Write out the entries verbatim and leave the images out of the copy.

+++ STORED DATA

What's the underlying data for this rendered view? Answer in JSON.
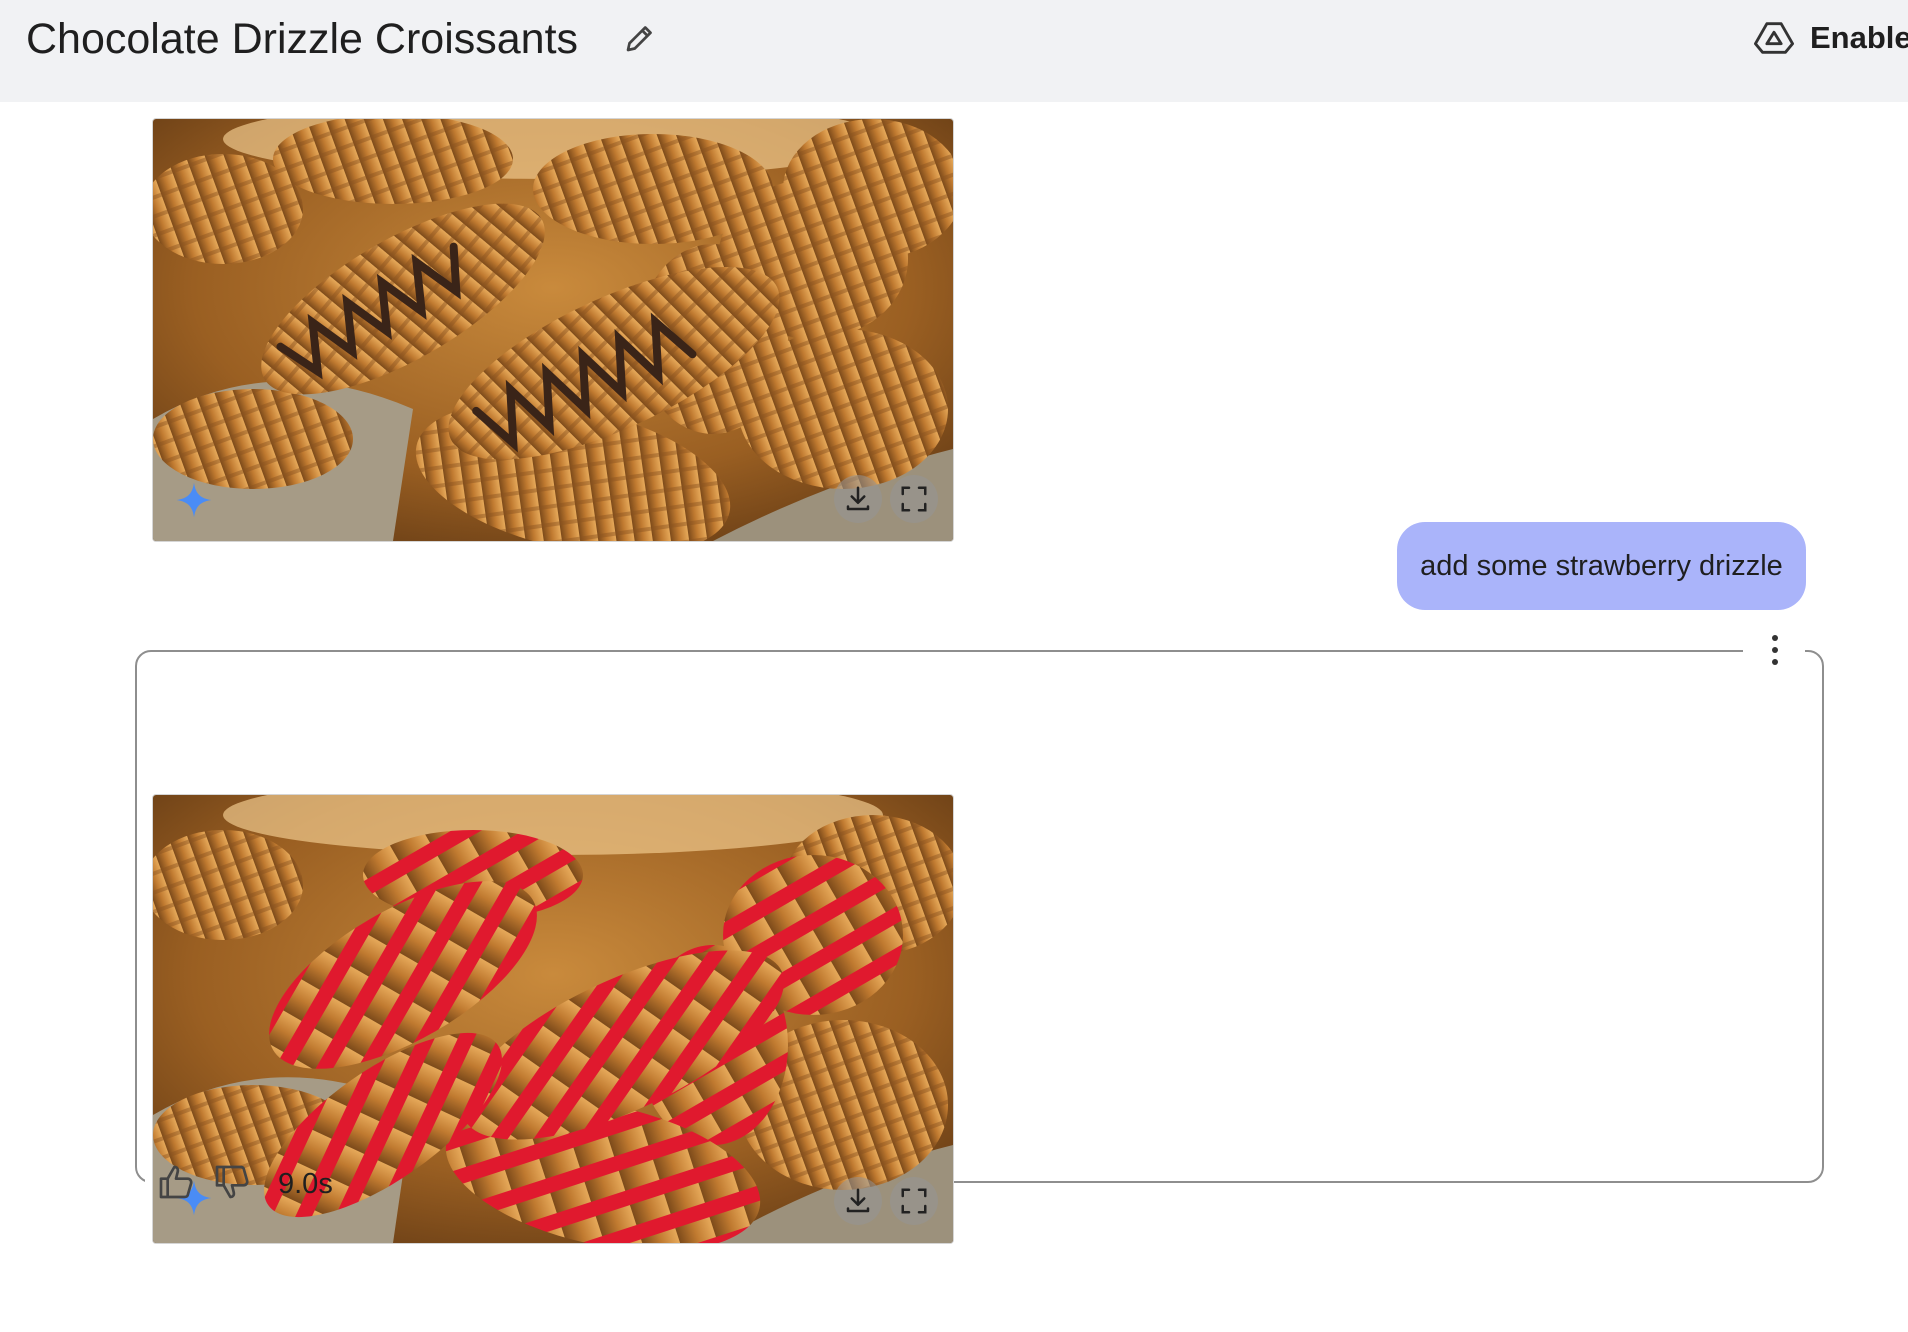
{
  "header": {
    "title": "Chocolate Drizzle Croissants",
    "edit_icon": "pencil-icon",
    "enable_icon": "drive-icon",
    "enable_label": "Enable"
  },
  "images": [
    {
      "name": "chocolate-drizzle-croissants",
      "drizzle_color": "#3a2418",
      "sparkle_icon": "sparkle-icon",
      "download_icon": "download-icon",
      "fullscreen_icon": "fullscreen-icon"
    },
    {
      "name": "strawberry-drizzle-croissants",
      "drizzle_color": "#e0192e",
      "sparkle_icon": "sparkle-icon",
      "download_icon": "download-icon",
      "fullscreen_icon": "fullscreen-icon"
    }
  ],
  "user_message": {
    "text": "add some strawberry drizzle"
  },
  "response": {
    "more_icon": "more-vert-icon",
    "thumbs_up_icon": "thumbs-up-icon",
    "thumbs_down_icon": "thumbs-down-icon",
    "duration": "9.0s"
  },
  "colors": {
    "header_bg": "#f1f2f4",
    "bubble_bg": "#aab4fa",
    "sparkle": "#4a8cf5"
  }
}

++++++

> OUTPUT OF THE TASK
What's the underlying data for this rendered view? Answer in JSON.
{
  "header": {
    "title": "Chocolate Drizzle Croissants",
    "edit_icon": "pencil-icon",
    "enable_icon": "drive-icon",
    "enable_label": "Enable"
  },
  "images": [
    {
      "name": "chocolate-drizzle-croissants",
      "drizzle_color": "#3a2418",
      "sparkle_icon": "sparkle-icon",
      "download_icon": "download-icon",
      "fullscreen_icon": "fullscreen-icon"
    },
    {
      "name": "strawberry-drizzle-croissants",
      "drizzle_color": "#e0192e",
      "sparkle_icon": "sparkle-icon",
      "download_icon": "download-icon",
      "fullscreen_icon": "fullscreen-icon"
    }
  ],
  "user_message": {
    "text": "add some strawberry drizzle"
  },
  "response": {
    "more_icon": "more-vert-icon",
    "thumbs_up_icon": "thumbs-up-icon",
    "thumbs_down_icon": "thumbs-down-icon",
    "duration": "9.0s"
  },
  "colors": {
    "header_bg": "#f1f2f4",
    "bubble_bg": "#aab4fa",
    "sparkle": "#4a8cf5"
  }
}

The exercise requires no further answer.